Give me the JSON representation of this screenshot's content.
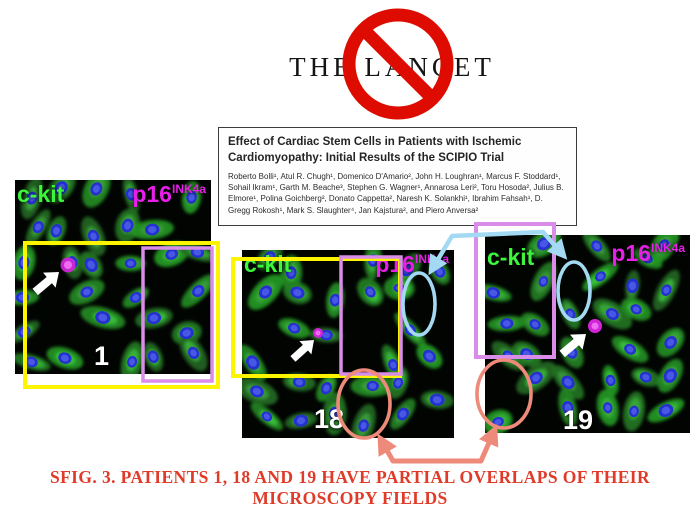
{
  "logo": {
    "text": "THE LANCET"
  },
  "paper": {
    "title": "Effect of Cardiac Stem Cells in Patients with Ischemic Cardiomyopathy: Initial Results of the SCIPIO Trial",
    "authors": "Roberto Bolli¹, Atul R. Chugh¹, Domenico D'Amario², John H. Loughran¹, Marcus F. Stoddard¹, Sohail Ikram¹, Garth M. Beache³, Stephen G. Wagner¹, Annarosa Leri², Toru Hosoda², Julius B. Elmore¹, Polina Goichberg², Donato Cappetta², Naresh K. Solankhi¹, Ibrahim Fahsah¹, D. Gregg Rokosh¹, Mark S. Slaughter⁴, Jan Kajstura², and Piero Anversa²"
  },
  "panels": [
    {
      "patient": "1",
      "ckit_label": "c-kit",
      "p16_label": "p16",
      "p16_sup": "INK4a"
    },
    {
      "patient": "18",
      "ckit_label": "c-kit",
      "p16_label": "p16",
      "p16_sup": "INK4a"
    },
    {
      "patient": "19",
      "ckit_label": "c-kit",
      "p16_label": "p16",
      "p16_sup": "INK4a"
    }
  ],
  "caption": {
    "line1": "SFIG. 3. PATIENTS 1, 18 AND 19 HAVE PARTIAL OVERLAPS OF THEIR",
    "line2": "MICROSCOPY FIELDS"
  },
  "colors": {
    "ban_red": "#dd0b00",
    "caption_red": "#e03a28",
    "ckit_green": "#3cf53c",
    "p16_magenta": "#e81fe8",
    "overlap_yellow": "#fdf400",
    "overlap_violet": "#d98ce8",
    "ellipse_blue": "#a3d9f2",
    "ellipse_salmon": "#ee8a7a",
    "nucleus_blue": "#2530cf",
    "cell_green": "#2a8f2a"
  }
}
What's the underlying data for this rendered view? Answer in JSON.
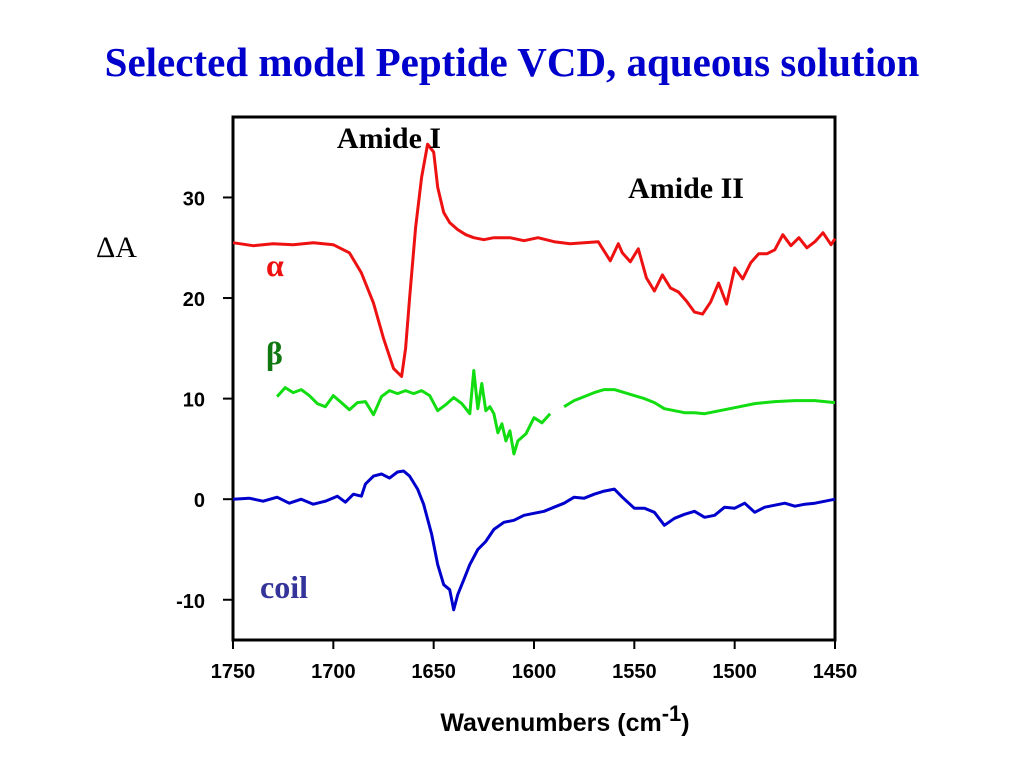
{
  "title": "Selected model Peptide VCD, aqueous solution",
  "colors": {
    "title": "#0000cc",
    "alpha": "#ee1111",
    "beta": "#11dd11",
    "coil": "#0000cc",
    "coil_label": "#333399",
    "beta_label": "#117711"
  },
  "chart_data": {
    "type": "line",
    "title": "Selected model Peptide VCD, aqueous solution",
    "xlabel": "Wavenumbers (cm",
    "xlabel_exponent": "-1",
    "xlabel_close": ")",
    "ylabel": "ΔA",
    "xlim": [
      1750,
      1450
    ],
    "ylim": [
      -14,
      38
    ],
    "xticks": [
      "1750",
      "1700",
      "1650",
      "1600",
      "1550",
      "1500",
      "1450"
    ],
    "yticks": [
      "30",
      "20",
      "10",
      "0",
      "-10"
    ],
    "annotations": {
      "amide1": "Amide  I",
      "amide2": "Amide II"
    },
    "series": [
      {
        "name": "alpha",
        "label": "α",
        "x": [
          1750,
          1740,
          1730,
          1720,
          1710,
          1700,
          1692,
          1686,
          1680,
          1675,
          1670,
          1666,
          1664,
          1662,
          1659,
          1656,
          1653,
          1650,
          1648,
          1645,
          1642,
          1638,
          1634,
          1630,
          1625,
          1620,
          1612,
          1605,
          1598,
          1590,
          1582,
          1575,
          1568,
          1562,
          1558,
          1556,
          1552,
          1548,
          1544,
          1540,
          1536,
          1532,
          1528,
          1524,
          1520,
          1516,
          1512,
          1508,
          1504,
          1500,
          1496,
          1492,
          1488,
          1484,
          1480,
          1476,
          1472,
          1468,
          1464,
          1460,
          1456,
          1452,
          1450
        ],
        "y": [
          25.5,
          25.2,
          25.4,
          25.3,
          25.5,
          25.3,
          24.5,
          22.5,
          19.5,
          16,
          13,
          12.2,
          15,
          20,
          27,
          32,
          35.3,
          34.5,
          31,
          28.5,
          27.5,
          26.8,
          26.3,
          26,
          25.8,
          26,
          26,
          25.7,
          26,
          25.6,
          25.4,
          25.5,
          25.6,
          23.7,
          25.4,
          24.5,
          23.6,
          24.9,
          22,
          20.7,
          22.3,
          21,
          20.6,
          19.7,
          18.6,
          18.4,
          19.6,
          21.5,
          19.4,
          23,
          21.9,
          23.5,
          24.4,
          24.4,
          24.8,
          26.3,
          25.2,
          26,
          25,
          25.6,
          26.5,
          25.3,
          25.9
        ]
      },
      {
        "name": "beta",
        "label": "β",
        "x": [
          1728,
          1724,
          1720,
          1716,
          1712,
          1708,
          1704,
          1700,
          1696,
          1692,
          1688,
          1684,
          1680,
          1676,
          1672,
          1668,
          1664,
          1660,
          1656,
          1652,
          1648,
          1644,
          1640,
          1636,
          1632,
          1630,
          1628,
          1626,
          1624,
          1622,
          1620,
          1618,
          1616,
          1614,
          1612,
          1610,
          1608,
          1604,
          1600,
          1596,
          1592,
          1590,
          1585,
          1580,
          1575,
          1570,
          1565,
          1560,
          1555,
          1550,
          1545,
          1540,
          1535,
          1530,
          1525,
          1520,
          1515,
          1510,
          1500,
          1490,
          1480,
          1470,
          1460,
          1450
        ],
        "y": [
          10.2,
          11.1,
          10.6,
          10.9,
          10.3,
          9.5,
          9.2,
          10.3,
          9.6,
          8.9,
          9.6,
          9.7,
          8.4,
          10.2,
          10.8,
          10.5,
          10.8,
          10.5,
          10.8,
          10.3,
          8.8,
          9.4,
          10.1,
          9.5,
          8.5,
          12.8,
          9,
          11.5,
          8.8,
          9.2,
          8.5,
          6.6,
          7.5,
          5.8,
          6.8,
          4.5,
          5.8,
          6.5,
          8.1,
          7.6,
          8.5,
          null,
          9.2,
          9.8,
          10.2,
          10.6,
          10.9,
          10.9,
          10.6,
          10.3,
          10,
          9.6,
          9,
          8.8,
          8.6,
          8.6,
          8.5,
          8.7,
          9.1,
          9.5,
          9.7,
          9.8,
          9.8,
          9.6
        ],
        "gaps": [
          1590
        ]
      },
      {
        "name": "coil",
        "label": "coil",
        "x": [
          1750,
          1742,
          1735,
          1728,
          1722,
          1716,
          1710,
          1704,
          1698,
          1694,
          1690,
          1686,
          1684,
          1680,
          1676,
          1672,
          1668,
          1665,
          1662,
          1658,
          1655,
          1651,
          1648,
          1645,
          1642,
          1640,
          1638,
          1635,
          1632,
          1628,
          1624,
          1620,
          1615,
          1610,
          1605,
          1600,
          1595,
          1590,
          1585,
          1580,
          1575,
          1570,
          1565,
          1560,
          1556,
          1550,
          1545,
          1540,
          1535,
          1530,
          1525,
          1520,
          1515,
          1510,
          1505,
          1500,
          1495,
          1490,
          1485,
          1480,
          1475,
          1470,
          1465,
          1460,
          1455,
          1450
        ],
        "y": [
          0,
          0.1,
          -0.2,
          0.2,
          -0.4,
          0,
          -0.5,
          -0.2,
          0.3,
          -0.3,
          0.5,
          0.3,
          1.5,
          2.3,
          2.5,
          2.1,
          2.7,
          2.8,
          2.3,
          1,
          -0.5,
          -3.5,
          -6.5,
          -8.5,
          -9,
          -11,
          -9.5,
          -8,
          -6.5,
          -5,
          -4.2,
          -3,
          -2.3,
          -2.1,
          -1.6,
          -1.4,
          -1.2,
          -0.8,
          -0.4,
          0.2,
          0.1,
          0.5,
          0.8,
          1,
          0.2,
          -0.9,
          -0.9,
          -1.3,
          -2.6,
          -1.9,
          -1.5,
          -1.2,
          -1.8,
          -1.6,
          -0.8,
          -0.9,
          -0.4,
          -1.3,
          -0.8,
          -0.6,
          -0.4,
          -0.7,
          -0.5,
          -0.4,
          -0.2,
          0
        ]
      }
    ]
  }
}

▶ [Your goal]: In the records, locate each line holding the string "Peptide" and copy it.

▶ [Written reply]:
  "title": "Selected model Peptide VCD, aqueous solution",
    "title": "Selected model Peptide VCD, aqueous solution",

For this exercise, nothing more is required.